::: DATA PROVIDED :::

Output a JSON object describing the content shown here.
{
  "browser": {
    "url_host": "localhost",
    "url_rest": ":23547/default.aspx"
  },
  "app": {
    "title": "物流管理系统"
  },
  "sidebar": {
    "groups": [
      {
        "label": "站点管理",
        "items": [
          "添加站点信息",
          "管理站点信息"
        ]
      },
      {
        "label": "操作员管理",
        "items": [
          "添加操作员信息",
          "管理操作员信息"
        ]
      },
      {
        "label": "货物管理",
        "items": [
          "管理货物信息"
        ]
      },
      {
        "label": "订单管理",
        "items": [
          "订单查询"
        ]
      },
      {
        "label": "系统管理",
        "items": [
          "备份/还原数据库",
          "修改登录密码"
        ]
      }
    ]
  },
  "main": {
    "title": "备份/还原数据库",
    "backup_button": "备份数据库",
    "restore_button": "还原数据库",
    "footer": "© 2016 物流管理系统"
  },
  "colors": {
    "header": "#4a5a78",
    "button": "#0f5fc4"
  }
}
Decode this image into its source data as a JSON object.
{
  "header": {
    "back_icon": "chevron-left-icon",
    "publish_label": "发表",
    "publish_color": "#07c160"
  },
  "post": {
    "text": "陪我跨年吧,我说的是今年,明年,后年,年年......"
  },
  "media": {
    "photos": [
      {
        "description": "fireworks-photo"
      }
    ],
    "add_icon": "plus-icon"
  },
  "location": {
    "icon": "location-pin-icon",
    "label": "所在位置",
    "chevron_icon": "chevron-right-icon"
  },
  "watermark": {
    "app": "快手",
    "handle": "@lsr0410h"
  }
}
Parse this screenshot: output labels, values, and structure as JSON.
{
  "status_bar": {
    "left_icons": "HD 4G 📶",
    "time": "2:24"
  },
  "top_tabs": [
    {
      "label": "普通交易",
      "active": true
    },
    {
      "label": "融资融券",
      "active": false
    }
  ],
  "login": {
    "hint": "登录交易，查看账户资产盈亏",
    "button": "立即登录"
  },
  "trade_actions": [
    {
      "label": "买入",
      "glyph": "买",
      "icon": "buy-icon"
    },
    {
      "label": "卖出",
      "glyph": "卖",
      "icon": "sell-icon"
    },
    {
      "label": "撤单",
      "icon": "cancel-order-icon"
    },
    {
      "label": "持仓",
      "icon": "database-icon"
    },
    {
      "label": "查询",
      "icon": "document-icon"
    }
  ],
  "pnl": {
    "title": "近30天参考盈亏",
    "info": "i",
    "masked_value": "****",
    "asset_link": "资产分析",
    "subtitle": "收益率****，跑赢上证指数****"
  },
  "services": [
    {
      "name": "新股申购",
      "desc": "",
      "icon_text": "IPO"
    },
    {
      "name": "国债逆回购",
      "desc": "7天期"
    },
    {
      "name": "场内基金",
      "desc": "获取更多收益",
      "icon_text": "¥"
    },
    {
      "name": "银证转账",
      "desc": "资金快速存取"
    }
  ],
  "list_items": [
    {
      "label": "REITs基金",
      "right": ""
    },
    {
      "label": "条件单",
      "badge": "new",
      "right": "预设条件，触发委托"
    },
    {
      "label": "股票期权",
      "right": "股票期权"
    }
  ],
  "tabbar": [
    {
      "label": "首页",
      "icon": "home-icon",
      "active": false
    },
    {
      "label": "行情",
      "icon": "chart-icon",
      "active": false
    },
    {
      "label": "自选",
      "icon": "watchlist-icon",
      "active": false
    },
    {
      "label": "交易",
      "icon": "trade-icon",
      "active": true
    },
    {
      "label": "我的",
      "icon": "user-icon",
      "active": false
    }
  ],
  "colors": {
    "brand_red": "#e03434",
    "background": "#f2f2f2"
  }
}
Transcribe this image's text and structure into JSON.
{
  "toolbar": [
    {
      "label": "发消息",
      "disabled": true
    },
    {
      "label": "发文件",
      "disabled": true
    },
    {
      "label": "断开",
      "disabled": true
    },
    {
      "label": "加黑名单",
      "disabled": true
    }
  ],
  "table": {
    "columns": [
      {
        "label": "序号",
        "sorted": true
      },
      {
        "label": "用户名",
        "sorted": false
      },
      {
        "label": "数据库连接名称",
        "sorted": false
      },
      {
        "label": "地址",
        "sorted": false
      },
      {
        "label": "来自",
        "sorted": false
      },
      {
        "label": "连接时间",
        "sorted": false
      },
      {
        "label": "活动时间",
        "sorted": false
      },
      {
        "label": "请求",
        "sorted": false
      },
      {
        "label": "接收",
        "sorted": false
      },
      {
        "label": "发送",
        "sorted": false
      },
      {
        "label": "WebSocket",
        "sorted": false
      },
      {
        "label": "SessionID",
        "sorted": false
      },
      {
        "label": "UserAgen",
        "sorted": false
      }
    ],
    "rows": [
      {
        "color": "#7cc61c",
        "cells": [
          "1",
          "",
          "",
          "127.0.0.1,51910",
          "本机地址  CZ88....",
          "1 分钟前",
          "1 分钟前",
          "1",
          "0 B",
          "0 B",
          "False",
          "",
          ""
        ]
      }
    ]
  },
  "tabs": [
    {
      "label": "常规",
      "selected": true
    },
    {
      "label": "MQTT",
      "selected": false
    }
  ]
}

:::

--- EXERCISE AIM ---
Among the entries above, how many lines include the word "name"? Reply with the number only.

--- EXERCISE RESPONSE ---
4